* Provided data *
= = = = = = =

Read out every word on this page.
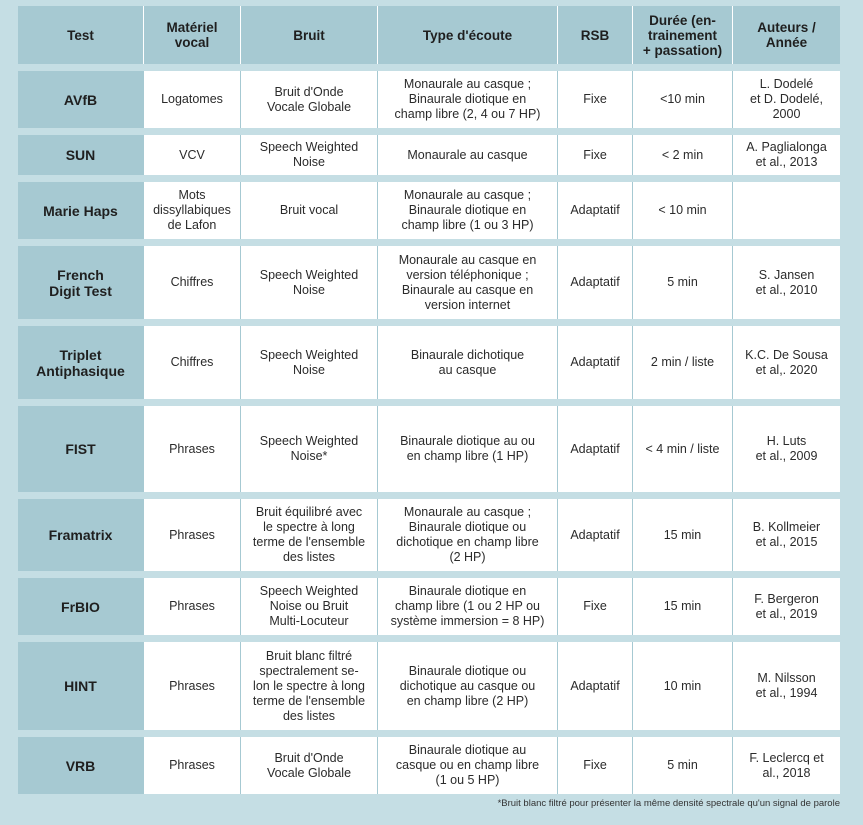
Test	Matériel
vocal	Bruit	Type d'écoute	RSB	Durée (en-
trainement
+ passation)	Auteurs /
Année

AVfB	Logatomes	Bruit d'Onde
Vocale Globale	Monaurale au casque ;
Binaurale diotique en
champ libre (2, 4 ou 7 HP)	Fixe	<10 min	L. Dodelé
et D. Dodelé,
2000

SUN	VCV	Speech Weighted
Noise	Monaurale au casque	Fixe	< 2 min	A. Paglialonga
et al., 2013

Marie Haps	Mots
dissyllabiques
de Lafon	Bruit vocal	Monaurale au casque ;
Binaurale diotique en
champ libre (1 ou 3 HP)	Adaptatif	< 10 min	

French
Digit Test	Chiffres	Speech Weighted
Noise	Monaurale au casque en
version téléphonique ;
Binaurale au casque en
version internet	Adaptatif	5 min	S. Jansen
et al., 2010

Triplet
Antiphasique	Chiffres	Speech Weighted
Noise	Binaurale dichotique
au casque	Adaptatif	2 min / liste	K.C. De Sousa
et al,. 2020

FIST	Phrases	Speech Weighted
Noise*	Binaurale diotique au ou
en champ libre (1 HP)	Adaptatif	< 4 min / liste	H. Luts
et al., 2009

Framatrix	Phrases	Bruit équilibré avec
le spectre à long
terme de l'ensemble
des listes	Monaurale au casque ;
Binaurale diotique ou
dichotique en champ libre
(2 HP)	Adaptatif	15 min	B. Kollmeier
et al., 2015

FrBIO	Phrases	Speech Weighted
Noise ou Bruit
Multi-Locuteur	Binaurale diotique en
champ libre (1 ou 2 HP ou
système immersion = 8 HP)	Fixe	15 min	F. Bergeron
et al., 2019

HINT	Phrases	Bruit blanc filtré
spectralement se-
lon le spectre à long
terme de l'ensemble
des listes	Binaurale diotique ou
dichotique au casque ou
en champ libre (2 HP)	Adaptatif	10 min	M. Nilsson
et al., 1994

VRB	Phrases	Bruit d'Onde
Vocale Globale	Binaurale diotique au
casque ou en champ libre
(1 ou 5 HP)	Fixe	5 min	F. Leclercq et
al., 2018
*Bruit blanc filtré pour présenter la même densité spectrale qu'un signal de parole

= = = = = = =

* Stated task *
Leave the pictures out and reproduce each record exactly as written.

* Output below *
Read out every word on this page.
Test	Matériel
vocal	Bruit	Type d'écoute	RSB	Durée (en-
trainement
+ passation)	Auteurs /
Année

AVfB	Logatomes	Bruit d'Onde
Vocale Globale	Monaurale au casque ;
Binaurale diotique en
champ libre (2, 4 ou 7 HP)	Fixe	<10 min	L. Dodelé
et D. Dodelé,
2000

SUN	VCV	Speech Weighted
Noise	Monaurale au casque	Fixe	< 2 min	A. Paglialonga
et al., 2013

Marie Haps	Mots
dissyllabiques
de Lafon	Bruit vocal	Monaurale au casque ;
Binaurale diotique en
champ libre (1 ou 3 HP)	Adaptatif	< 10 min	

French
Digit Test	Chiffres	Speech Weighted
Noise	Monaurale au casque en
version téléphonique ;
Binaurale au casque en
version internet	Adaptatif	5 min	S. Jansen
et al., 2010

Triplet
Antiphasique	Chiffres	Speech Weighted
Noise	Binaurale dichotique
au casque	Adaptatif	2 min / liste	K.C. De Sousa
et al,. 2020

FIST	Phrases	Speech Weighted
Noise*	Binaurale diotique au ou
en champ libre (1 HP)	Adaptatif	< 4 min / liste	H. Luts
et al., 2009

Framatrix	Phrases	Bruit équilibré avec
le spectre à long
terme de l'ensemble
des listes	Monaurale au casque ;
Binaurale diotique ou
dichotique en champ libre
(2 HP)	Adaptatif	15 min	B. Kollmeier
et al., 2015

FrBIO	Phrases	Speech Weighted
Noise ou Bruit
Multi-Locuteur	Binaurale diotique en
champ libre (1 ou 2 HP ou
système immersion = 8 HP)	Fixe	15 min	F. Bergeron
et al., 2019

HINT	Phrases	Bruit blanc filtré
spectralement se-
lon le spectre à long
terme de l'ensemble
des listes	Binaurale diotique ou
dichotique au casque ou
en champ libre (2 HP)	Adaptatif	10 min	M. Nilsson
et al., 1994

VRB	Phrases	Bruit d'Onde
Vocale Globale	Binaurale diotique au
casque ou en champ libre
(1 ou 5 HP)	Fixe	5 min	F. Leclercq et
al., 2018
*Bruit blanc filtré pour présenter la même densité spectrale qu'un signal de parole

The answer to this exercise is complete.